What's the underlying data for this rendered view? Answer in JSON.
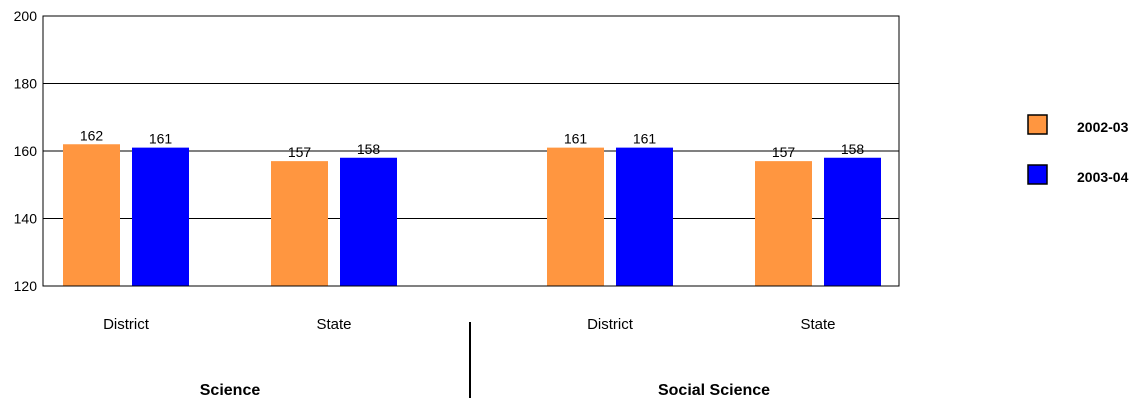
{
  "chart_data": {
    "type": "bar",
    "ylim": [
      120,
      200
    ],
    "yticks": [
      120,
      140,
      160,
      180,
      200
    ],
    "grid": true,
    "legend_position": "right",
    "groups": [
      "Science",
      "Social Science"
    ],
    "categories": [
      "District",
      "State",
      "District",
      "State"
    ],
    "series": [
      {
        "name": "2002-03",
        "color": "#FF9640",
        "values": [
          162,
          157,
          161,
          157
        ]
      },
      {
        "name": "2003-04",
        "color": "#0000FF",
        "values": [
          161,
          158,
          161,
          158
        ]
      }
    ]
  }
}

◆ DESCRIPTION OF THE TASK
Every record above should come back exactly, but without its pictures.

◆ WRITTEN RESPONSE
What's the underlying data for this rendered view? Answer in JSON.
{
  "chart_data": {
    "type": "bar",
    "ylim": [
      120,
      200
    ],
    "yticks": [
      120,
      140,
      160,
      180,
      200
    ],
    "grid": true,
    "legend_position": "right",
    "groups": [
      "Science",
      "Social Science"
    ],
    "categories": [
      "District",
      "State",
      "District",
      "State"
    ],
    "series": [
      {
        "name": "2002-03",
        "color": "#FF9640",
        "values": [
          162,
          157,
          161,
          157
        ]
      },
      {
        "name": "2003-04",
        "color": "#0000FF",
        "values": [
          161,
          158,
          161,
          158
        ]
      }
    ]
  }
}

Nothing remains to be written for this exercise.